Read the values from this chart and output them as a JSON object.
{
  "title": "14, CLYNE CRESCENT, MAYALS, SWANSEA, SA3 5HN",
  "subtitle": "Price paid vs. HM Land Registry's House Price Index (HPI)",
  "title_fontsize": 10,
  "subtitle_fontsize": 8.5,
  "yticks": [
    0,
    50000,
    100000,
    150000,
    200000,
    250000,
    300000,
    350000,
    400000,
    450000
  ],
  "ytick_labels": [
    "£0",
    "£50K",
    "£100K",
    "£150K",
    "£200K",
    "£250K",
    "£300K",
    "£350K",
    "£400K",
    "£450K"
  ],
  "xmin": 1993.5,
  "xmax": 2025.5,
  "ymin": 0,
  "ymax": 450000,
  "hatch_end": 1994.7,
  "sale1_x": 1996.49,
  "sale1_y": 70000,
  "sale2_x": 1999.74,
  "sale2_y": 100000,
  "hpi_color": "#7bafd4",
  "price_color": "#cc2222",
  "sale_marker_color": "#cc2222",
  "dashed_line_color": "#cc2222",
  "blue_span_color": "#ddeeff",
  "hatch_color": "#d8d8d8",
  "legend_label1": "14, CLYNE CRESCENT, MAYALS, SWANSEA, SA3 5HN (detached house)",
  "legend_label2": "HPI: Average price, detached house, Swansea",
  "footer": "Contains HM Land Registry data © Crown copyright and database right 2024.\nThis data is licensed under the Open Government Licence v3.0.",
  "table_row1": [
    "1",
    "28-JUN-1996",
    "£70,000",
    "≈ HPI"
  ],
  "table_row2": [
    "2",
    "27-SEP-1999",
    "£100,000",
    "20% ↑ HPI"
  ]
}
□ □ □ □ □ □ □
**Aim**: Quote the whole listing above, leaving nothing out.

**Exercise response**:
Read the values from this chart and output them as a JSON object.
{
  "title": "14, CLYNE CRESCENT, MAYALS, SWANSEA, SA3 5HN",
  "subtitle": "Price paid vs. HM Land Registry's House Price Index (HPI)",
  "title_fontsize": 10,
  "subtitle_fontsize": 8.5,
  "yticks": [
    0,
    50000,
    100000,
    150000,
    200000,
    250000,
    300000,
    350000,
    400000,
    450000
  ],
  "ytick_labels": [
    "£0",
    "£50K",
    "£100K",
    "£150K",
    "£200K",
    "£250K",
    "£300K",
    "£350K",
    "£400K",
    "£450K"
  ],
  "xmin": 1993.5,
  "xmax": 2025.5,
  "ymin": 0,
  "ymax": 450000,
  "hatch_end": 1994.7,
  "sale1_x": 1996.49,
  "sale1_y": 70000,
  "sale2_x": 1999.74,
  "sale2_y": 100000,
  "hpi_color": "#7bafd4",
  "price_color": "#cc2222",
  "sale_marker_color": "#cc2222",
  "dashed_line_color": "#cc2222",
  "blue_span_color": "#ddeeff",
  "hatch_color": "#d8d8d8",
  "legend_label1": "14, CLYNE CRESCENT, MAYALS, SWANSEA, SA3 5HN (detached house)",
  "legend_label2": "HPI: Average price, detached house, Swansea",
  "footer": "Contains HM Land Registry data © Crown copyright and database right 2024.\nThis data is licensed under the Open Government Licence v3.0.",
  "table_row1": [
    "1",
    "28-JUN-1996",
    "£70,000",
    "≈ HPI"
  ],
  "table_row2": [
    "2",
    "27-SEP-1999",
    "£100,000",
    "20% ↑ HPI"
  ]
}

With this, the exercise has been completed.